>>

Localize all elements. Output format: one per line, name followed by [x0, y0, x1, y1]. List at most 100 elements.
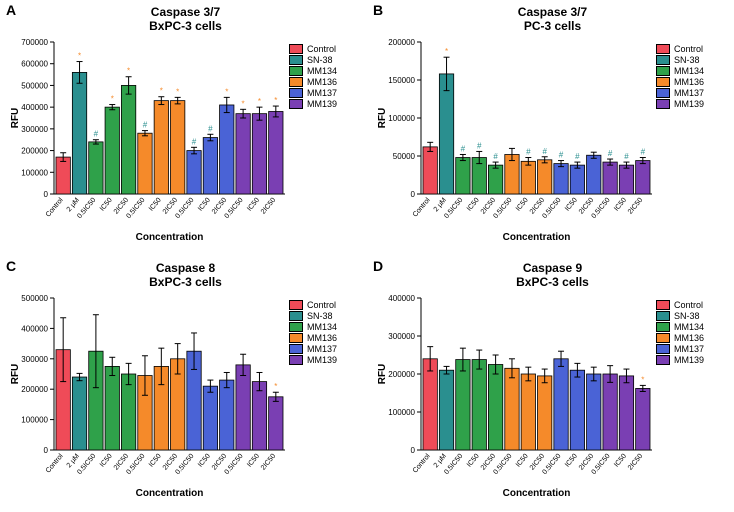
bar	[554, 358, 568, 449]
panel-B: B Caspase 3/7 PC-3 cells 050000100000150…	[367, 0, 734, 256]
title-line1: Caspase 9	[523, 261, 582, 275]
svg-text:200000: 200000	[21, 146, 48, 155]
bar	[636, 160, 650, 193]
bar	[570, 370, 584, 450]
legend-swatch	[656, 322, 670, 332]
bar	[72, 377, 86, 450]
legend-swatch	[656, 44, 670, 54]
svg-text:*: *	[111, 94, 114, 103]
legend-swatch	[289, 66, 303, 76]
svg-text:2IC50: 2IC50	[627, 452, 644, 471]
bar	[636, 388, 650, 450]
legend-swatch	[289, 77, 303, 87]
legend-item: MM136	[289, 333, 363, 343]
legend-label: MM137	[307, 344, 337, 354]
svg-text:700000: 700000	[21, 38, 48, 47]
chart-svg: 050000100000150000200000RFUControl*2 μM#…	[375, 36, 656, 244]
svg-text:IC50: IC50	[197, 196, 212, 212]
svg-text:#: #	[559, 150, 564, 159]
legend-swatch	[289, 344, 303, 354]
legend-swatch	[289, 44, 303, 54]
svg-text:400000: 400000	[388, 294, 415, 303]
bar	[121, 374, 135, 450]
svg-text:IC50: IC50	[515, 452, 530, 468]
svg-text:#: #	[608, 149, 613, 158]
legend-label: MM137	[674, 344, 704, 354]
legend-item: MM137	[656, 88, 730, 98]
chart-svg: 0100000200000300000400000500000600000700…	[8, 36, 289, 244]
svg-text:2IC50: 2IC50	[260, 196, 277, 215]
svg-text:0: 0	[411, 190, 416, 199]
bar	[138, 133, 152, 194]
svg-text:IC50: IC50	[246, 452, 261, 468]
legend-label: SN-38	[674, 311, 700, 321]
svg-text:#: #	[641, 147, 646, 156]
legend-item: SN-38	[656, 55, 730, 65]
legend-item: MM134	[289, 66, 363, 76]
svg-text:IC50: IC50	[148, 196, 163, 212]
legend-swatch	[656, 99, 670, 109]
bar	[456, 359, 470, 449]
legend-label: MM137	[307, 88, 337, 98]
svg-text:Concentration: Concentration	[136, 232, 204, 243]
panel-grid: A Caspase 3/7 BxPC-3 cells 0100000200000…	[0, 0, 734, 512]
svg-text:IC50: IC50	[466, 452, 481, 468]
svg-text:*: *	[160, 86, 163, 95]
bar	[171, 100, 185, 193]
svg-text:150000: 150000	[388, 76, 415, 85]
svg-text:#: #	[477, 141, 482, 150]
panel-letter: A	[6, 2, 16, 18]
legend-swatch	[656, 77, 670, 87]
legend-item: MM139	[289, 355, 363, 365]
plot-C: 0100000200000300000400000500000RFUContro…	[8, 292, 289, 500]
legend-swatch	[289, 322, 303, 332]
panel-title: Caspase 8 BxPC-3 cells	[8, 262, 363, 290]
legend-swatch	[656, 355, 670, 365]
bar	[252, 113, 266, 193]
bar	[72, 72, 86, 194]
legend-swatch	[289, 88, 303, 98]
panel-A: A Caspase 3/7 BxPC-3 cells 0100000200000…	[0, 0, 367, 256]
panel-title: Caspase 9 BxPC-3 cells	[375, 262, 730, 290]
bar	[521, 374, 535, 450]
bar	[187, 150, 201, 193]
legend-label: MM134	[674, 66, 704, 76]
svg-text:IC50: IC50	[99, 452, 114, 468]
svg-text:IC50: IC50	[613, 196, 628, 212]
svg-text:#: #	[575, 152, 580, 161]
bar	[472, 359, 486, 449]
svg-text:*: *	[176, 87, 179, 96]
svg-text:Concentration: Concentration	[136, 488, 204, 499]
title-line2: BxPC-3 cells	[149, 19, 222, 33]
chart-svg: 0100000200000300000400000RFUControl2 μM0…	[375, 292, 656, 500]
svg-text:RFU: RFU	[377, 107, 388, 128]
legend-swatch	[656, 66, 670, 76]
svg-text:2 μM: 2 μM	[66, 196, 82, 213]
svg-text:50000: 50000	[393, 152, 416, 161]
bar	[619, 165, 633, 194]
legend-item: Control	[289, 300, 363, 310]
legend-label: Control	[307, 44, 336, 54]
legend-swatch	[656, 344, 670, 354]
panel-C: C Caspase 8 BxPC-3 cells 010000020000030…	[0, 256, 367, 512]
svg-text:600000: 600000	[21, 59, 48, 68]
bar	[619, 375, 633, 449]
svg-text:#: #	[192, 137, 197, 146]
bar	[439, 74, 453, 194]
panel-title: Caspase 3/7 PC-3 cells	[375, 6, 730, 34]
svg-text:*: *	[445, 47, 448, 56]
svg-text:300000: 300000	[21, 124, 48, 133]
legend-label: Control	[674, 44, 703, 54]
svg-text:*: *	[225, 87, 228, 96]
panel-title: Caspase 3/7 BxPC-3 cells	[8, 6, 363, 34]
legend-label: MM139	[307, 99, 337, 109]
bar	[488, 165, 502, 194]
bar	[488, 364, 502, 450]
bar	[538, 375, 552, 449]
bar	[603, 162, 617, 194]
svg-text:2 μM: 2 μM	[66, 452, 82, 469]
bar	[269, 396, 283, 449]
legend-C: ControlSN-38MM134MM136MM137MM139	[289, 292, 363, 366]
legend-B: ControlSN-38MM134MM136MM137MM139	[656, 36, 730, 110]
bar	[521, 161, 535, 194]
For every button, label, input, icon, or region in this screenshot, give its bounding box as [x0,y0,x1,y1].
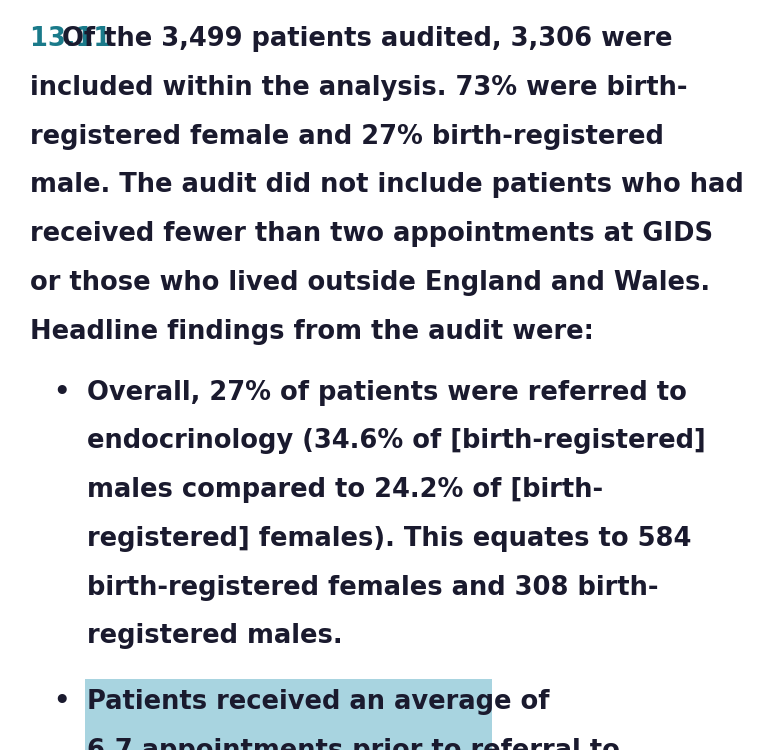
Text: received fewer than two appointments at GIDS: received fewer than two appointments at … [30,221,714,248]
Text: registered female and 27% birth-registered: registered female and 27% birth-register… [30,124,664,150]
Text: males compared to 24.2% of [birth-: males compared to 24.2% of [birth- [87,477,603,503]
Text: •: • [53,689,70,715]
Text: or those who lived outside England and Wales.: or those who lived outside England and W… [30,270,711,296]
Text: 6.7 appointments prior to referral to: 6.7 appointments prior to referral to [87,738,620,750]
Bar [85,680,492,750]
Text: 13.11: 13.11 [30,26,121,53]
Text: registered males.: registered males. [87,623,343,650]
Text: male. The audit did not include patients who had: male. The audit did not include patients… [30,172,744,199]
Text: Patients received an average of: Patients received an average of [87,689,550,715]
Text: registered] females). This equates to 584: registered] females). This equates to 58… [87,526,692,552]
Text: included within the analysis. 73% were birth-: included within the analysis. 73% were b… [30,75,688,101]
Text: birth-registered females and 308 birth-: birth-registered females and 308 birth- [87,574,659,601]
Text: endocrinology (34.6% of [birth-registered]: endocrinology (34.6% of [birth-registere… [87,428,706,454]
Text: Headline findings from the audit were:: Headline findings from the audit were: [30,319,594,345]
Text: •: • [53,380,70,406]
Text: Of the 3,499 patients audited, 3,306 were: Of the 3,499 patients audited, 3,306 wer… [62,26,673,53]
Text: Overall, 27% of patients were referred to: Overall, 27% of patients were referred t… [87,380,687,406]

<<

**Exercise instructions**: Print the listing exactly, minus any pictures.

**Expected answer**:
Localize all elements. Output format: one per line, name followed by [x0, y0, x1, y1]. List at most 100 elements.
bar	[554, 358, 568, 449]
panel-B: B Caspase 3/7 PC-3 cells 050000100000150…	[367, 0, 734, 256]
title-line1: Caspase 9	[523, 261, 582, 275]
svg-text:200000: 200000	[21, 146, 48, 155]
bar	[636, 160, 650, 193]
bar	[570, 370, 584, 450]
legend-swatch	[656, 322, 670, 332]
bar	[72, 377, 86, 450]
legend-swatch	[656, 44, 670, 54]
svg-text:*: *	[111, 94, 114, 103]
legend-swatch	[289, 66, 303, 76]
svg-text:2IC50: 2IC50	[627, 452, 644, 471]
bar	[636, 388, 650, 450]
legend-swatch	[289, 77, 303, 87]
legend-item: MM136	[289, 333, 363, 343]
legend-label: MM137	[307, 344, 337, 354]
svg-text:700000: 700000	[21, 38, 48, 47]
chart-svg: 050000100000150000200000RFUControl*2 μM#…	[375, 36, 656, 244]
svg-text:IC50: IC50	[197, 196, 212, 212]
svg-text:#: #	[559, 150, 564, 159]
legend-swatch	[289, 344, 303, 354]
legend-swatch	[289, 44, 303, 54]
svg-text:400000: 400000	[388, 294, 415, 303]
bar	[121, 374, 135, 450]
svg-text:IC50: IC50	[515, 452, 530, 468]
svg-text:#: #	[608, 149, 613, 158]
legend-label: MM137	[674, 344, 704, 354]
legend-item: MM137	[656, 88, 730, 98]
chart-svg: 0100000200000300000400000500000600000700…	[8, 36, 289, 244]
svg-text:2IC50: 2IC50	[260, 196, 277, 215]
svg-text:0: 0	[411, 190, 416, 199]
bar	[138, 133, 152, 194]
svg-text:IC50: IC50	[246, 452, 261, 468]
legend-label: SN-38	[674, 311, 700, 321]
svg-text:#: #	[641, 147, 646, 156]
legend-item: SN-38	[656, 55, 730, 65]
legend-item: MM134	[289, 66, 363, 76]
svg-text:IC50: IC50	[148, 196, 163, 212]
legend-swatch	[656, 99, 670, 109]
bar	[456, 359, 470, 449]
legend-label: MM137	[307, 88, 337, 98]
svg-text:Concentration: Concentration	[136, 232, 204, 243]
panel-grid: A Caspase 3/7 BxPC-3 cells 0100000200000…	[0, 0, 734, 512]
svg-text:IC50: IC50	[466, 452, 481, 468]
svg-text:*: *	[160, 86, 163, 95]
bar	[171, 100, 185, 193]
svg-text:150000: 150000	[388, 76, 415, 85]
svg-text:#: #	[477, 141, 482, 150]
panel-letter: A	[6, 2, 16, 18]
legend-swatch	[656, 77, 670, 87]
legend-item: MM139	[289, 355, 363, 365]
plot-C: 0100000200000300000400000500000RFUContro…	[8, 292, 289, 500]
legend-swatch	[289, 322, 303, 332]
panel-title: Caspase 8 BxPC-3 cells	[8, 262, 363, 290]
legend-swatch	[656, 355, 670, 365]
bar	[252, 113, 266, 193]
bar	[72, 72, 86, 194]
legend-swatch	[289, 88, 303, 98]
panel-A: A Caspase 3/7 BxPC-3 cells 0100000200000…	[0, 0, 367, 256]
panel-title: Caspase 9 BxPC-3 cells	[375, 262, 730, 290]
bar	[521, 374, 535, 450]
bar	[187, 150, 201, 193]
legend-label: MM134	[674, 66, 704, 76]
svg-text:IC50: IC50	[99, 452, 114, 468]
svg-text:IC50: IC50	[613, 196, 628, 212]
svg-text:#: #	[575, 152, 580, 161]
bar	[472, 359, 486, 449]
svg-text:*: *	[176, 87, 179, 96]
svg-text:Concentration: Concentration	[136, 488, 204, 499]
title-line2: BxPC-3 cells	[149, 19, 222, 33]
chart-svg: 0100000200000300000400000RFUControl2 μM0…	[375, 292, 656, 500]
svg-text:RFU: RFU	[377, 107, 388, 128]
legend-swatch	[656, 66, 670, 76]
svg-text:2 μM: 2 μM	[66, 196, 82, 213]
svg-text:50000: 50000	[393, 152, 416, 161]
bar	[619, 165, 633, 194]
legend-item: Control	[289, 300, 363, 310]
legend-label: Control	[307, 44, 336, 54]
legend-swatch	[656, 344, 670, 354]
panel-C: C Caspase 8 BxPC-3 cells 010000020000030…	[0, 256, 367, 512]
svg-text:600000: 600000	[21, 59, 48, 68]
bar	[619, 375, 633, 449]
svg-text:#: #	[192, 137, 197, 146]
bar	[439, 74, 453, 194]
panel-title: Caspase 3/7 PC-3 cells	[375, 6, 730, 34]
svg-text:*: *	[445, 47, 448, 56]
svg-text:300000: 300000	[21, 124, 48, 133]
legend-label: Control	[674, 44, 703, 54]
svg-text:*: *	[225, 87, 228, 96]
panel-title: Caspase 3/7 BxPC-3 cells	[8, 6, 363, 34]
legend-label: MM139	[307, 99, 337, 109]
bar	[488, 165, 502, 194]
bar	[488, 364, 502, 450]
bar	[538, 375, 552, 449]
bar	[603, 162, 617, 194]
svg-text:2 μM: 2 μM	[66, 452, 82, 469]
bar	[269, 396, 283, 449]
legend-C: ControlSN-38MM134MM136MM137MM139	[289, 292, 363, 366]
legend-B: ControlSN-38MM134MM136MM137MM139	[656, 36, 730, 110]
bar	[521, 161, 535, 194]
For every button, label, input, icon, or region in this screenshot, give its bounding box as [x0,y0,x1,y1].
Text: received fewer than two appointments at GIDS: received fewer than two appointments at … [30,221,714,248]
Text: registered female and 27% birth-registered: registered female and 27% birth-register… [30,124,664,150]
Text: males compared to 24.2% of [birth-: males compared to 24.2% of [birth- [87,477,603,503]
Text: •: • [53,689,70,715]
Text: or those who lived outside England and Wales.: or those who lived outside England and W… [30,270,711,296]
Text: 6.7 appointments prior to referral to: 6.7 appointments prior to referral to [87,738,620,750]
Bar [85,680,492,750]
Text: 13.11: 13.11 [30,26,121,53]
Text: registered males.: registered males. [87,623,343,650]
Text: male. The audit did not include patients who had: male. The audit did not include patients… [30,172,744,199]
Text: Patients received an average of: Patients received an average of [87,689,550,715]
Text: registered] females). This equates to 584: registered] females). This equates to 58… [87,526,692,552]
Text: included within the analysis. 73% were birth-: included within the analysis. 73% were b… [30,75,688,101]
Text: birth-registered females and 308 birth-: birth-registered females and 308 birth- [87,574,659,601]
Text: endocrinology (34.6% of [birth-registered]: endocrinology (34.6% of [birth-registere… [87,428,706,454]
Text: Headline findings from the audit were:: Headline findings from the audit were: [30,319,594,345]
Text: •: • [53,380,70,406]
Text: Of the 3,499 patients audited, 3,306 were: Of the 3,499 patients audited, 3,306 wer… [62,26,673,53]
Text: Overall, 27% of patients were referred to: Overall, 27% of patients were referred t… [87,380,687,406]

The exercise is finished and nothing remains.